Given instruction. Below is a block of records; return all of them exactly, but without the images.

Material.
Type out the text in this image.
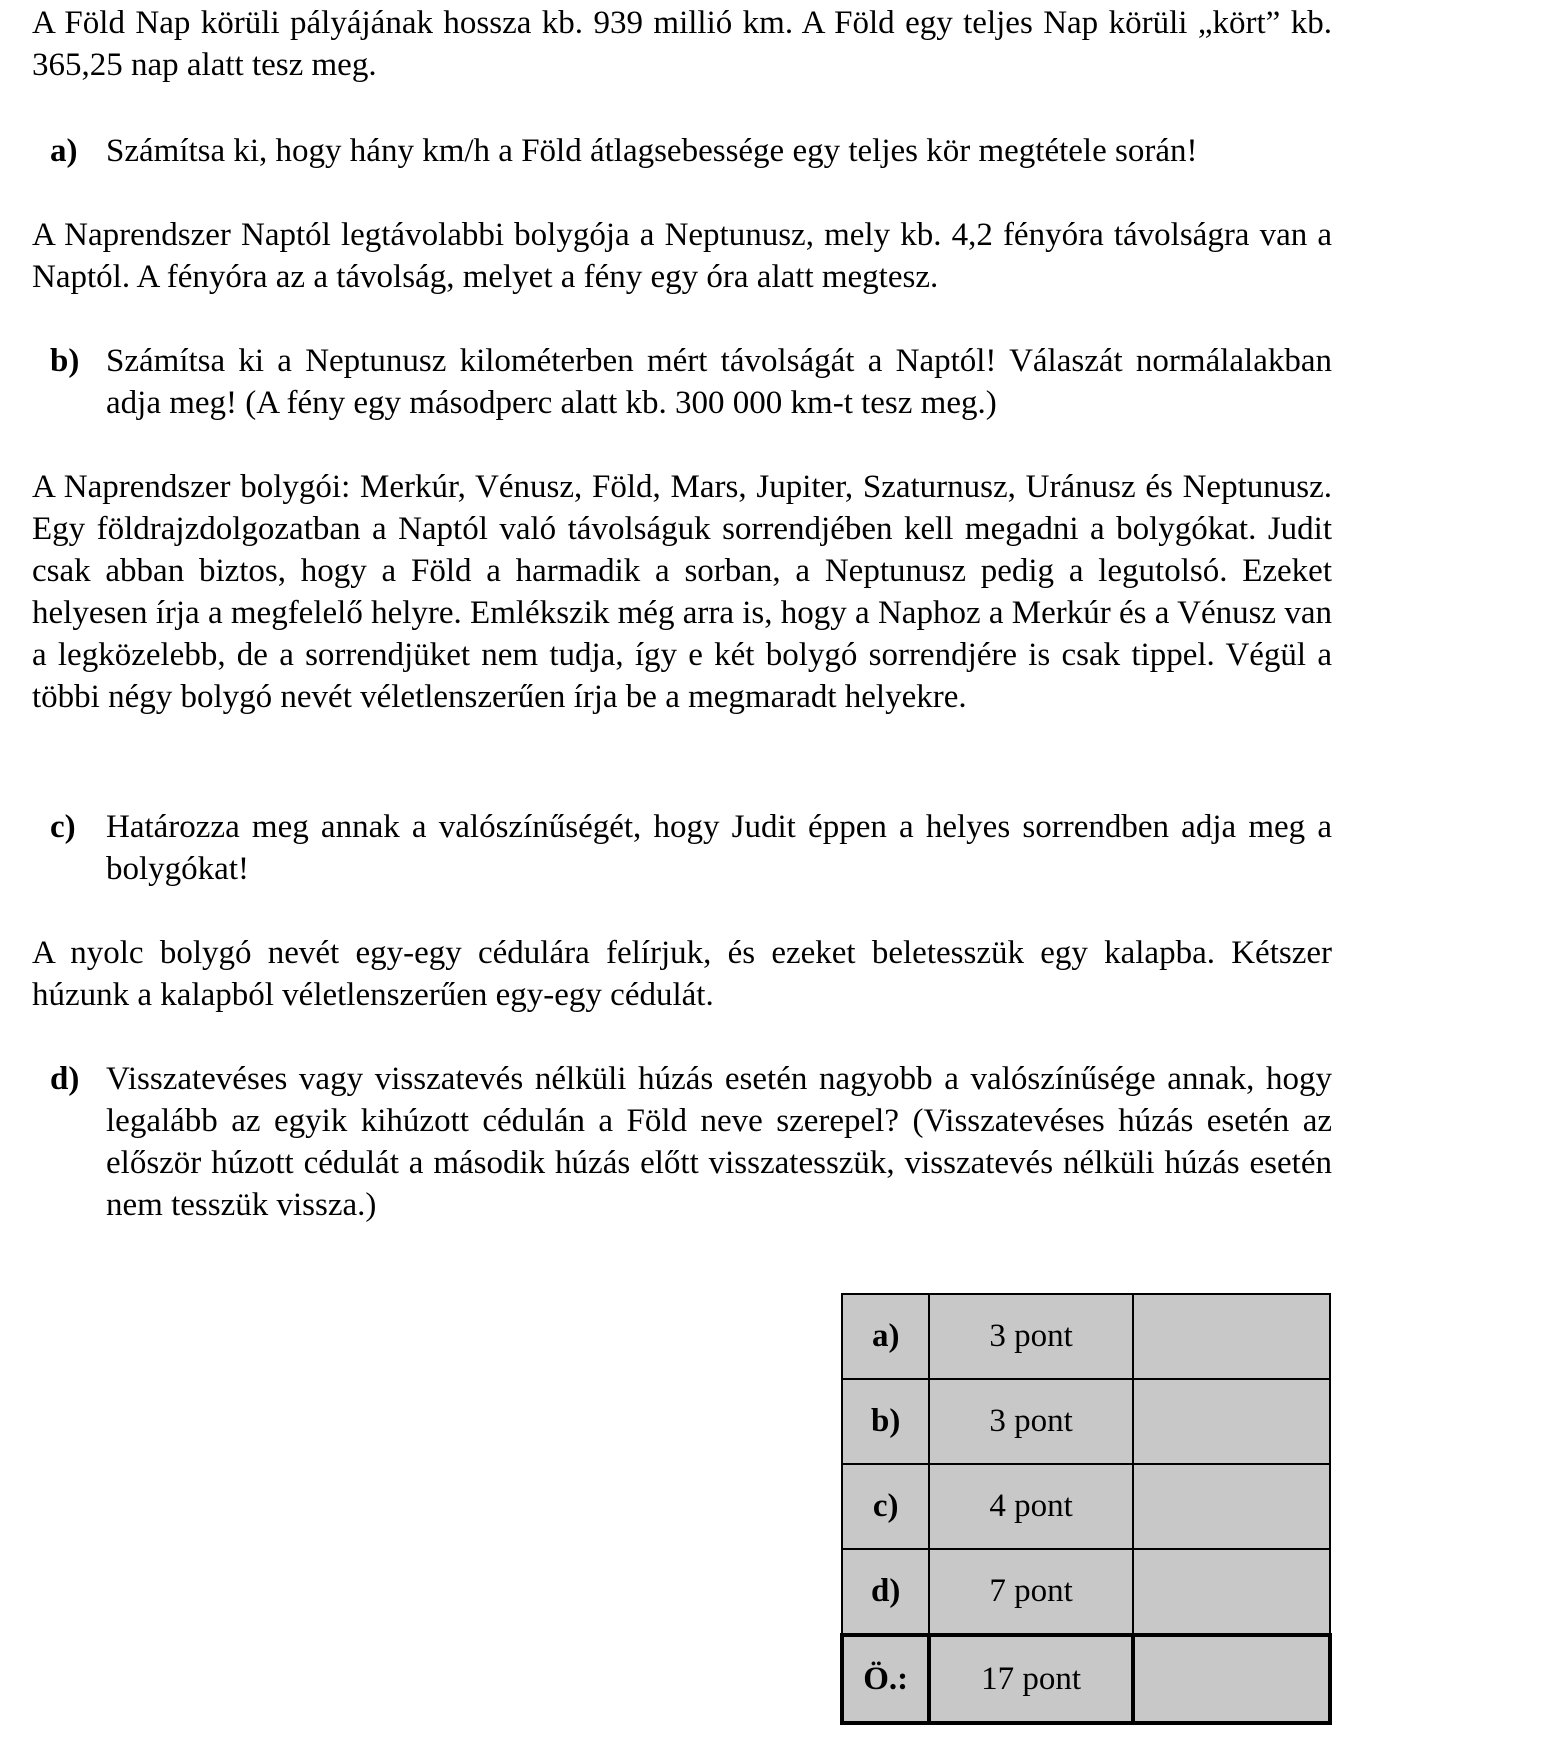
A Föld Nap körüli pályájának hossza kb. 939 millió km. A Föld egy teljes Nap körüli „kört” kb. 365,25 nap alatt tesz meg.

a) Számítsa ki, hogy hány km/h a Föld átlagsebessége egy teljes kör megtétele során!

A Naprendszer Naptól legtávolabbi bolygója a Neptunusz, mely kb. 4,2 fényóra távolságra van a Naptól. A fényóra az a távolság, melyet a fény egy óra alatt megtesz.

b) Számítsa ki a Neptunusz kilométerben mért távolságát a Naptól! Válaszát normálalakban adja meg! (A fény egy másodperc alatt kb. 300 000 km-t tesz meg.)

A Naprendszer bolygói: Merkúr, Vénusz, Föld, Mars, Jupiter, Szaturnusz, Uránusz és Neptunusz. Egy földrajzdolgozatban a Naptól való távolságuk sorrendjében kell megadni a bolygókat. Judit csak abban biztos, hogy a Föld a harmadik a sorban, a Neptunusz pedig a legutolsó. Ezeket helyesen írja a megfelelő helyre. Emlékszik még arra is, hogy a Naphoz a Merkúr és a Vénusz van a legközelebb, de a sorrendjüket nem tudja, így e két bolygó sorrendjére is csak tippel. Végül a többi négy bolygó nevét véletlenszerűen írja be a megmaradt helyekre.

c) Határozza meg annak a valószínűségét, hogy Judit éppen a helyes sorrendben adja meg a bolygókat!

A nyolc bolygó nevét egy-egy cédulára felírjuk, és ezeket beletesszük egy kalapba. Kétszer húzunk a kalapból véletlenszerűen egy-egy cédulát.

d) Visszatevéses vagy visszatevés nélküli húzás esetén nagyobb a valószínűsége annak, hogy legalább az egyik kihúzott cédulán a Föld neve szerepel? (Visszatevéses húzás esetén az először húzott cédulát a második húzás előtt visszatesszük, visszatevés nélküli húzás esetén nem tesszük vissza.)
a)	3 pont	
b)	3 pont	
c)	4 pont	
d)	7 pont	
Ö.:	17 pont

Correct result.
Type out the text in this image.
A Föld Nap körüli pályájának hossza kb. 939 millió km. A Föld egy teljes Nap körüli „kört” kb. 365,25 nap alatt tesz meg.

a) Számítsa ki, hogy hány km/h a Föld átlagsebessége egy teljes kör megtétele során!

A Naprendszer Naptól legtávolabbi bolygója a Neptunusz, mely kb. 4,2 fényóra távolságra van a Naptól. A fényóra az a távolság, melyet a fény egy óra alatt megtesz.

b) Számítsa ki a Neptunusz kilométerben mért távolságát a Naptól! Válaszát normálalakban adja meg! (A fény egy másodperc alatt kb. 300 000 km-t tesz meg.)

A Naprendszer bolygói: Merkúr, Vénusz, Föld, Mars, Jupiter, Szaturnusz, Uránusz és Neptunusz. Egy földrajzdolgozatban a Naptól való távolságuk sorrendjében kell megadni a bolygókat. Judit csak abban biztos, hogy a Föld a harmadik a sorban, a Neptunusz pedig a legutolsó. Ezeket helyesen írja a megfelelő helyre. Emlékszik még arra is, hogy a Naphoz a Merkúr és a Vénusz van a legközelebb, de a sorrendjüket nem tudja, így e két bolygó sorrendjére is csak tippel. Végül a többi négy bolygó nevét véletlenszerűen írja be a megmaradt helyekre.

c) Határozza meg annak a valószínűségét, hogy Judit éppen a helyes sorrendben adja meg a bolygókat!

A nyolc bolygó nevét egy-egy cédulára felírjuk, és ezeket beletesszük egy kalapba. Kétszer húzunk a kalapból véletlenszerűen egy-egy cédulát.

d) Visszatevéses vagy visszatevés nélküli húzás esetén nagyobb a valószínűsége annak, hogy legalább az egyik kihúzott cédulán a Föld neve szerepel? (Visszatevéses húzás esetén az először húzott cédulát a második húzás előtt visszatesszük, visszatevés nélküli húzás esetén nem tesszük vissza.)
a)	3 pont	
b)	3 pont	
c)	4 pont	
d)	7 pont	
Ö.:	17 pont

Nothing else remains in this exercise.